• Task to complete:
Copy each of the records exactly.

** Opening Given records block **

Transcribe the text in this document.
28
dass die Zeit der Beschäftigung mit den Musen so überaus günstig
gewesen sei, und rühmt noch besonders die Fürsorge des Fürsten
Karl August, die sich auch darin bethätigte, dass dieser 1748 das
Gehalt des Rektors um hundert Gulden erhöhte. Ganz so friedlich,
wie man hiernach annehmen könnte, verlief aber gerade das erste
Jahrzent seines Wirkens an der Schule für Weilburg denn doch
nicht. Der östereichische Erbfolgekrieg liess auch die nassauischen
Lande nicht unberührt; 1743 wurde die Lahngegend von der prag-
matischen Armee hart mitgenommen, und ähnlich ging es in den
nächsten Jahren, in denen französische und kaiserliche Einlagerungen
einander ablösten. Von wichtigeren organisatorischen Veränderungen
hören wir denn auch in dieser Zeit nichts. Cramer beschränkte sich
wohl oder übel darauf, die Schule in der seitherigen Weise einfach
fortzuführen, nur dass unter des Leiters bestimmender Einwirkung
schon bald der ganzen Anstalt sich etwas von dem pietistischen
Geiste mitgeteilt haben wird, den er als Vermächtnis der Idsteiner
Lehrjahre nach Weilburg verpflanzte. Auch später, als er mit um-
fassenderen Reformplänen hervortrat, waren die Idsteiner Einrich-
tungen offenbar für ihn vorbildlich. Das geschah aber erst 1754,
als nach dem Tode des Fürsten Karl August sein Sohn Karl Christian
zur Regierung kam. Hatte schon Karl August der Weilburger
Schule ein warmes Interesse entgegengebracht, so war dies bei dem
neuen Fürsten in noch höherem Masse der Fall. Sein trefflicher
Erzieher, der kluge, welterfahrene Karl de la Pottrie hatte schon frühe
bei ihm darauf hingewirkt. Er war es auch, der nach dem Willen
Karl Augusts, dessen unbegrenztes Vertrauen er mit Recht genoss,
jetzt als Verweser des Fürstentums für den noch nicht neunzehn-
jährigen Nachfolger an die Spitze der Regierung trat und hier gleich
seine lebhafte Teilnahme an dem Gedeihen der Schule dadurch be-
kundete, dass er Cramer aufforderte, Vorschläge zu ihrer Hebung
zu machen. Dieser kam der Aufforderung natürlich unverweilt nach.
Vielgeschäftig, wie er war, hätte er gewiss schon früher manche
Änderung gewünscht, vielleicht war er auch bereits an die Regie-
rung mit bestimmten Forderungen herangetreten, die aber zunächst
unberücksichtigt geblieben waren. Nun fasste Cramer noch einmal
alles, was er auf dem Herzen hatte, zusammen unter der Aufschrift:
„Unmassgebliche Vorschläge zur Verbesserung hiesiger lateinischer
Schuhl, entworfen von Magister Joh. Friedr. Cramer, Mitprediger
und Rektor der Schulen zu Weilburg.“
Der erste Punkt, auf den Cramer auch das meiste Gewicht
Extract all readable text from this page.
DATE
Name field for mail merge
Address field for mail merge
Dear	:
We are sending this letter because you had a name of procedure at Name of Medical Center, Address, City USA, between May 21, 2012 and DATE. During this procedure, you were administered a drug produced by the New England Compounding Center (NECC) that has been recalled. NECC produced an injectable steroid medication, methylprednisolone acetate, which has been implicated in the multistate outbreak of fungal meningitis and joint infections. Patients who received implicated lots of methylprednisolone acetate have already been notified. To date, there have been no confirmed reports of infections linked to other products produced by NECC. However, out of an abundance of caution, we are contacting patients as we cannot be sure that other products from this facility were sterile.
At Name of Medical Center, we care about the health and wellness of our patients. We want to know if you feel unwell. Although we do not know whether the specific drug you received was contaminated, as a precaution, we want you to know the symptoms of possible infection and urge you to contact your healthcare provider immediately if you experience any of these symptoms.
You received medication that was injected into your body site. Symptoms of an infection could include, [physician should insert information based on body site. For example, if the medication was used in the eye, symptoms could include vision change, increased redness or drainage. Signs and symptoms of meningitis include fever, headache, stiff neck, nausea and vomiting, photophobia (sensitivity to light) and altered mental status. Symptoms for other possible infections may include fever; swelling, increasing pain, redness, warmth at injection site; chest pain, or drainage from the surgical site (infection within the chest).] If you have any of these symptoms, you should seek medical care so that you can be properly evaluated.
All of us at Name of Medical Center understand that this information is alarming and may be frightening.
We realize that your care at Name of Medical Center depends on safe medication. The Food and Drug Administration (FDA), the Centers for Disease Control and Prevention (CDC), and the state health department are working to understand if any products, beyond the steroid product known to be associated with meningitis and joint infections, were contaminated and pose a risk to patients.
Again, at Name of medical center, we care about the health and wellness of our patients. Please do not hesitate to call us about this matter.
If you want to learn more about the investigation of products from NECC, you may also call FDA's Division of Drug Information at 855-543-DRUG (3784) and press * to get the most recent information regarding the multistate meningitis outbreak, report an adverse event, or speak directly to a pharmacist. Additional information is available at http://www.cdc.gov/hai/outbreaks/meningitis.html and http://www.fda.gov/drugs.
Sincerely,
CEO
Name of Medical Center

** Closing Given records block **

• Reply to the exercise:
Transcribe the text in this document.
28
dass die Zeit der Beschäftigung mit den Musen so überaus günstig
gewesen sei, und rühmt noch besonders die Fürsorge des Fürsten
Karl August, die sich auch darin bethätigte, dass dieser 1748 das
Gehalt des Rektors um hundert Gulden erhöhte. Ganz so friedlich,
wie man hiernach annehmen könnte, verlief aber gerade das erste
Jahrzent seines Wirkens an der Schule für Weilburg denn doch
nicht. Der östereichische Erbfolgekrieg liess auch die nassauischen
Lande nicht unberührt; 1743 wurde die Lahngegend von der prag-
matischen Armee hart mitgenommen, und ähnlich ging es in den
nächsten Jahren, in denen französische und kaiserliche Einlagerungen
einander ablösten. Von wichtigeren organisatorischen Veränderungen
hören wir denn auch in dieser Zeit nichts. Cramer beschränkte sich
wohl oder übel darauf, die Schule in der seitherigen Weise einfach
fortzuführen, nur dass unter des Leiters bestimmender Einwirkung
schon bald der ganzen Anstalt sich etwas von dem pietistischen
Geiste mitgeteilt haben wird, den er als Vermächtnis der Idsteiner
Lehrjahre nach Weilburg verpflanzte. Auch später, als er mit um-
fassenderen Reformplänen hervortrat, waren die Idsteiner Einrich-
tungen offenbar für ihn vorbildlich. Das geschah aber erst 1754,
als nach dem Tode des Fürsten Karl August sein Sohn Karl Christian
zur Regierung kam. Hatte schon Karl August der Weilburger
Schule ein warmes Interesse entgegengebracht, so war dies bei dem
neuen Fürsten in noch höherem Masse der Fall. Sein trefflicher
Erzieher, der kluge, welterfahrene Karl de la Pottrie hatte schon frühe
bei ihm darauf hingewirkt. Er war es auch, der nach dem Willen
Karl Augusts, dessen unbegrenztes Vertrauen er mit Recht genoss,
jetzt als Verweser des Fürstentums für den noch nicht neunzehn-
jährigen Nachfolger an die Spitze der Regierung trat und hier gleich
seine lebhafte Teilnahme an dem Gedeihen der Schule dadurch be-
kundete, dass er Cramer aufforderte, Vorschläge zu ihrer Hebung
zu machen. Dieser kam der Aufforderung natürlich unverweilt nach.
Vielgeschäftig, wie er war, hätte er gewiss schon früher manche
Änderung gewünscht, vielleicht war er auch bereits an die Regie-
rung mit bestimmten Forderungen herangetreten, die aber zunächst
unberücksichtigt geblieben waren. Nun fasste Cramer noch einmal
alles, was er auf dem Herzen hatte, zusammen unter der Aufschrift:
„Unmassgebliche Vorschläge zur Verbesserung hiesiger lateinischer
Schuhl, entworfen von Magister Joh. Friedr. Cramer, Mitprediger
und Rektor der Schulen zu Weilburg.“
Der erste Punkt, auf den Cramer auch das meiste Gewicht
Extract all readable text from this page.
DATE
Name field for mail merge
Address field for mail merge
Dear	:
We are sending this letter because you had a name of procedure at Name of Medical Center, Address, City USA, between May 21, 2012 and DATE. During this procedure, you were administered a drug produced by the New England Compounding Center (NECC) that has been recalled. NECC produced an injectable steroid medication, methylprednisolone acetate, which has been implicated in the multistate outbreak of fungal meningitis and joint infections. Patients who received implicated lots of methylprednisolone acetate have already been notified. To date, there have been no confirmed reports of infections linked to other products produced by NECC. However, out of an abundance of caution, we are contacting patients as we cannot be sure that other products from this facility were sterile.
At Name of Medical Center, we care about the health and wellness of our patients. We want to know if you feel unwell. Although we do not know whether the specific drug you received was contaminated, as a precaution, we want you to know the symptoms of possible infection and urge you to contact your healthcare provider immediately if you experience any of these symptoms.
You received medication that was injected into your body site. Symptoms of an infection could include, [physician should insert information based on body site. For example, if the medication was used in the eye, symptoms could include vision change, increased redness or drainage. Signs and symptoms of meningitis include fever, headache, stiff neck, nausea and vomiting, photophobia (sensitivity to light) and altered mental status. Symptoms for other possible infections may include fever; swelling, increasing pain, redness, warmth at injection site; chest pain, or drainage from the surgical site (infection within the chest).] If you have any of these symptoms, you should seek medical care so that you can be properly evaluated.
All of us at Name of Medical Center understand that this information is alarming and may be frightening.
We realize that your care at Name of Medical Center depends on safe medication. The Food and Drug Administration (FDA), the Centers for Disease Control and Prevention (CDC), and the state health department are working to understand if any products, beyond the steroid product known to be associated with meningitis and joint infections, were contaminated and pose a risk to patients.
Again, at Name of medical center, we care about the health and wellness of our patients. Please do not hesitate to call us about this matter.
If you want to learn more about the investigation of products from NECC, you may also call FDA's Division of Drug Information at 855-543-DRUG (3784) and press * to get the most recent information regarding the multistate meningitis outbreak, report an adverse event, or speak directly to a pharmacist. Additional information is available at http://www.cdc.gov/hai/outbreaks/meningitis.html and http://www.fda.gov/drugs.
Sincerely,
CEO
Name of Medical Center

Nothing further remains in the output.